↓↓↓

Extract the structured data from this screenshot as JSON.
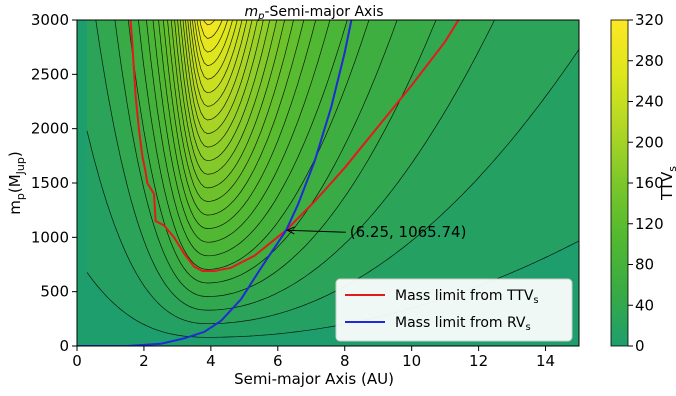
{
  "chart_data": {
    "type": "contour",
    "title_main": "m",
    "title_sub": "p",
    "title_rest": "-Semi-major Axis",
    "xlabel": "Semi-major Axis (AU)",
    "ylabel_main": "m",
    "ylabel_sub_1": "p",
    "ylabel_paren": "(M",
    "ylabel_sub_2": "Jup",
    "ylabel_close": ")",
    "xlim": [
      0,
      15
    ],
    "ylim": [
      0,
      3000
    ],
    "xticks": [
      "0",
      "2",
      "4",
      "6",
      "8",
      "10",
      "12",
      "14"
    ],
    "yticks": [
      "0",
      "500",
      "1000",
      "1500",
      "2000",
      "2500",
      "3000"
    ],
    "colorbar": {
      "label_main": "TTV",
      "label_sub": "s",
      "range": [
        0,
        320
      ],
      "ticks": [
        "0",
        "40",
        "80",
        "120",
        "160",
        "200",
        "240",
        "280",
        "320"
      ],
      "colors": [
        "#1e9e6c",
        "#39ab44",
        "#52b930",
        "#7cc72a",
        "#b0d725",
        "#dde61c",
        "#fde725"
      ]
    },
    "annotation": {
      "text": "(6.25, 1065.74)",
      "point": [
        6.25,
        1065.74
      ],
      "text_pos": [
        8.15,
        1065.74
      ]
    },
    "series": [
      {
        "name": "Mass limit from TTV",
        "name_sub": "s",
        "color": "#e31a1c",
        "points": [
          [
            1.6,
            3000
          ],
          [
            1.65,
            2800
          ],
          [
            1.7,
            2550
          ],
          [
            1.75,
            2300
          ],
          [
            1.85,
            2000
          ],
          [
            1.95,
            1750
          ],
          [
            2.05,
            1600
          ],
          [
            2.1,
            1500
          ],
          [
            2.3,
            1400
          ],
          [
            2.35,
            1150
          ],
          [
            2.6,
            1110
          ],
          [
            2.9,
            1000
          ],
          [
            3.2,
            850
          ],
          [
            3.5,
            730
          ],
          [
            3.75,
            690
          ],
          [
            4.1,
            690
          ],
          [
            4.6,
            720
          ],
          [
            5.3,
            830
          ],
          [
            6.25,
            1065.74
          ],
          [
            7.1,
            1330
          ],
          [
            8.0,
            1640
          ],
          [
            9.0,
            2020
          ],
          [
            10.0,
            2400
          ],
          [
            11.0,
            2800
          ],
          [
            11.4,
            3000
          ]
        ]
      },
      {
        "name": "Mass limit from RV",
        "name_sub": "s",
        "color": "#1f2bd6",
        "points": [
          [
            0,
            0
          ],
          [
            1.5,
            0
          ],
          [
            2.5,
            20
          ],
          [
            3.2,
            70
          ],
          [
            3.8,
            130
          ],
          [
            4.3,
            230
          ],
          [
            4.9,
            430
          ],
          [
            5.5,
            720
          ],
          [
            6.0,
            950
          ],
          [
            6.25,
            1065.74
          ],
          [
            6.6,
            1300
          ],
          [
            7.1,
            1700
          ],
          [
            7.6,
            2200
          ],
          [
            8.0,
            2700
          ],
          [
            8.2,
            3000
          ]
        ]
      }
    ]
  }
}
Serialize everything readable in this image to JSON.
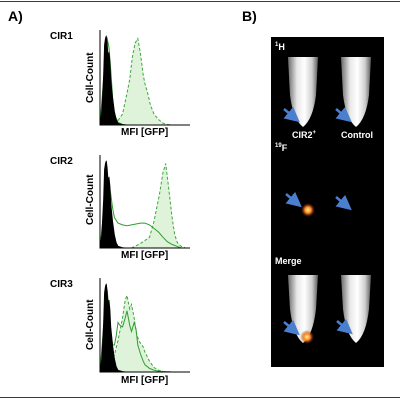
{
  "panel_a_label": "A)",
  "panel_b_label": "B)",
  "chart_data": [
    {
      "type": "area",
      "title": "CIR1",
      "xlabel": "MFI [GFP]",
      "ylabel": "Cell-Count",
      "series": [
        {
          "style": "filled-black",
          "x": [
            0,
            0.02,
            0.04,
            0.05,
            0.06,
            0.07,
            0.08,
            0.09,
            0.1,
            0.11,
            0.12,
            0.14,
            0.16,
            0.18,
            0.2,
            0.25,
            0.3
          ],
          "y": [
            0,
            0.15,
            0.55,
            0.88,
            0.95,
            0.98,
            0.9,
            0.75,
            0.8,
            0.7,
            0.5,
            0.3,
            0.15,
            0.06,
            0.02,
            0.005,
            0
          ]
        },
        {
          "style": "solid-green",
          "x": [
            0,
            0.04,
            0.06,
            0.08,
            0.1,
            0.12,
            0.14,
            0.16,
            0.2,
            0.25,
            0.3
          ],
          "y": [
            0,
            0.5,
            0.9,
            0.95,
            0.85,
            0.6,
            0.3,
            0.12,
            0.03,
            0.005,
            0
          ]
        },
        {
          "style": "dashed-green-filled",
          "x": [
            0.1,
            0.15,
            0.2,
            0.25,
            0.3,
            0.33,
            0.36,
            0.39,
            0.42,
            0.45,
            0.48,
            0.5,
            0.53,
            0.56,
            0.6,
            0.65,
            0.7,
            0.75,
            0.8
          ],
          "y": [
            0,
            0.03,
            0.05,
            0.12,
            0.35,
            0.5,
            0.75,
            0.9,
            0.95,
            0.78,
            0.55,
            0.45,
            0.35,
            0.22,
            0.12,
            0.06,
            0.02,
            0.005,
            0
          ]
        }
      ]
    },
    {
      "type": "area",
      "title": "CIR2",
      "xlabel": "MFI [GFP]",
      "ylabel": "Cell-Count",
      "series": [
        {
          "style": "filled-black",
          "x": [
            0,
            0.02,
            0.04,
            0.05,
            0.06,
            0.07,
            0.08,
            0.09,
            0.1,
            0.11,
            0.12,
            0.14,
            0.16,
            0.18,
            0.2,
            0.25,
            0.3
          ],
          "y": [
            0,
            0.15,
            0.55,
            0.88,
            0.95,
            0.98,
            0.9,
            0.75,
            0.8,
            0.7,
            0.5,
            0.3,
            0.15,
            0.06,
            0.02,
            0.005,
            0
          ]
        },
        {
          "style": "solid-green",
          "x": [
            0,
            0.04,
            0.06,
            0.08,
            0.1,
            0.12,
            0.14,
            0.16,
            0.2,
            0.25,
            0.3,
            0.35,
            0.4,
            0.45,
            0.5,
            0.55,
            0.6,
            0.65,
            0.7,
            0.75,
            0.8,
            0.85,
            0.9
          ],
          "y": [
            0,
            0.4,
            0.72,
            0.8,
            0.75,
            0.6,
            0.45,
            0.34,
            0.28,
            0.26,
            0.25,
            0.26,
            0.27,
            0.28,
            0.28,
            0.26,
            0.22,
            0.18,
            0.12,
            0.07,
            0.04,
            0.02,
            0
          ]
        },
        {
          "style": "dashed-green-filled",
          "x": [
            0.35,
            0.45,
            0.55,
            0.6,
            0.63,
            0.66,
            0.7,
            0.73,
            0.76,
            0.8,
            0.83,
            0.86,
            0.9,
            0.95
          ],
          "y": [
            0,
            0.05,
            0.12,
            0.3,
            0.45,
            0.6,
            0.85,
            0.95,
            0.7,
            0.35,
            0.15,
            0.06,
            0.02,
            0
          ]
        }
      ]
    },
    {
      "type": "area",
      "title": "CIR3",
      "xlabel": "MFI [GFP]",
      "ylabel": "Cell-Count",
      "series": [
        {
          "style": "filled-black",
          "x": [
            0,
            0.02,
            0.04,
            0.05,
            0.06,
            0.07,
            0.08,
            0.09,
            0.1,
            0.11,
            0.12,
            0.14,
            0.16,
            0.18,
            0.2,
            0.25,
            0.3
          ],
          "y": [
            0,
            0.15,
            0.55,
            0.88,
            0.95,
            0.98,
            0.9,
            0.75,
            0.8,
            0.7,
            0.5,
            0.3,
            0.15,
            0.06,
            0.02,
            0.005,
            0
          ]
        },
        {
          "style": "solid-green",
          "x": [
            0,
            0.04,
            0.06,
            0.08,
            0.1,
            0.12,
            0.14,
            0.16,
            0.18,
            0.2,
            0.22,
            0.25,
            0.28,
            0.3,
            0.33,
            0.35,
            0.38,
            0.4,
            0.42,
            0.45,
            0.48,
            0.5,
            0.55,
            0.6,
            0.65,
            0.7,
            0.8
          ],
          "y": [
            0,
            0.5,
            0.88,
            0.9,
            0.7,
            0.45,
            0.3,
            0.3,
            0.4,
            0.55,
            0.52,
            0.5,
            0.6,
            0.68,
            0.52,
            0.45,
            0.55,
            0.48,
            0.3,
            0.2,
            0.12,
            0.08,
            0.04,
            0.02,
            0.01,
            0.005,
            0
          ]
        },
        {
          "style": "dashed-green-filled",
          "x": [
            0.1,
            0.15,
            0.2,
            0.25,
            0.28,
            0.3,
            0.33,
            0.35,
            0.38,
            0.4,
            0.43,
            0.45,
            0.48,
            0.5,
            0.55,
            0.6,
            0.65,
            0.7,
            0.8
          ],
          "y": [
            0,
            0.15,
            0.35,
            0.6,
            0.8,
            0.85,
            0.7,
            0.75,
            0.6,
            0.45,
            0.35,
            0.32,
            0.28,
            0.22,
            0.12,
            0.05,
            0.02,
            0.005,
            0
          ]
        }
      ]
    }
  ],
  "mri": {
    "h_section": "H",
    "h_superscript": "1",
    "f_section": "F",
    "f_superscript": "19",
    "merge_section": "Merge",
    "left_tube_label": "CIR2",
    "left_tube_superscript": "+",
    "right_tube_label": "Control",
    "arrow_color": "#4a7fd0",
    "hotspot_color": "#ff7a1a"
  }
}
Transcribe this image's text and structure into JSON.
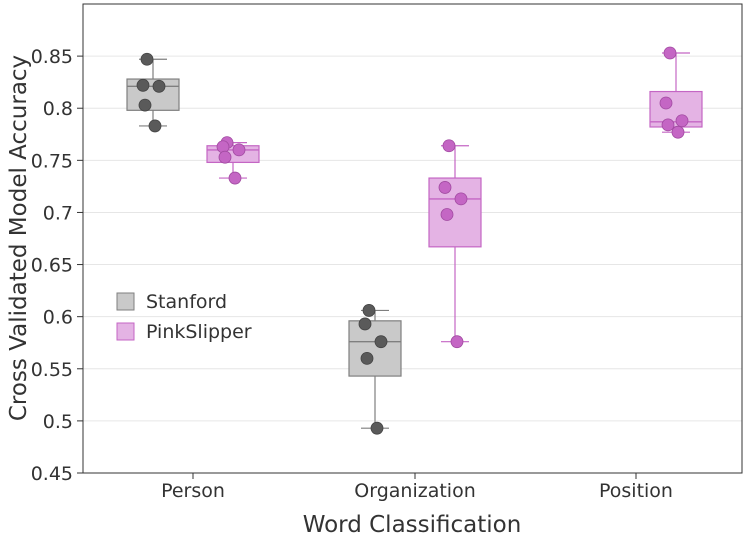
{
  "chart_data": {
    "type": "box",
    "xlabel": "Word Classification",
    "ylabel": "Cross Validated Model Accuracy",
    "ylim": [
      0.45,
      0.9
    ],
    "yticks": [
      0.45,
      0.5,
      0.55,
      0.6,
      0.65,
      0.7,
      0.75,
      0.8,
      0.85
    ],
    "ytick_labels": [
      "0.45",
      "0.5",
      "0.55",
      "0.6",
      "0.65",
      "0.7",
      "0.75",
      "0.8",
      "0.85"
    ],
    "categories": [
      "Person",
      "Organization",
      "Position"
    ],
    "grid": true,
    "legend_position": "left-middle",
    "series": [
      {
        "name": "Stanford",
        "color": "#7f7f7f",
        "fill": "#c9c9c9",
        "boxes": [
          {
            "category": "Person",
            "min": 0.783,
            "q1": 0.798,
            "median": 0.821,
            "q3": 0.828,
            "max": 0.847,
            "points": [
              0.847,
              0.822,
              0.821,
              0.803,
              0.783
            ]
          },
          {
            "category": "Organization",
            "min": 0.493,
            "q1": 0.543,
            "median": 0.576,
            "q3": 0.596,
            "max": 0.606,
            "points": [
              0.606,
              0.593,
              0.576,
              0.56,
              0.493
            ]
          }
        ]
      },
      {
        "name": "PinkSlipper",
        "color": "#c466c4",
        "fill": "#e4b3e4",
        "boxes": [
          {
            "category": "Person",
            "min": 0.733,
            "q1": 0.748,
            "median": 0.76,
            "q3": 0.764,
            "max": 0.767,
            "points": [
              0.767,
              0.763,
              0.76,
              0.753,
              0.733
            ]
          },
          {
            "category": "Organization",
            "min": 0.576,
            "q1": 0.667,
            "median": 0.713,
            "q3": 0.733,
            "max": 0.764,
            "points": [
              0.764,
              0.724,
              0.713,
              0.698,
              0.576
            ]
          },
          {
            "category": "Position",
            "min": 0.777,
            "q1": 0.782,
            "median": 0.787,
            "q3": 0.816,
            "max": 0.853,
            "points": [
              0.853,
              0.805,
              0.788,
              0.784,
              0.777
            ]
          }
        ]
      }
    ]
  }
}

↑↑↑

**Instruction:**
Report how many lines hold the string "from", giving the number and nothing else.

**Task output:**
3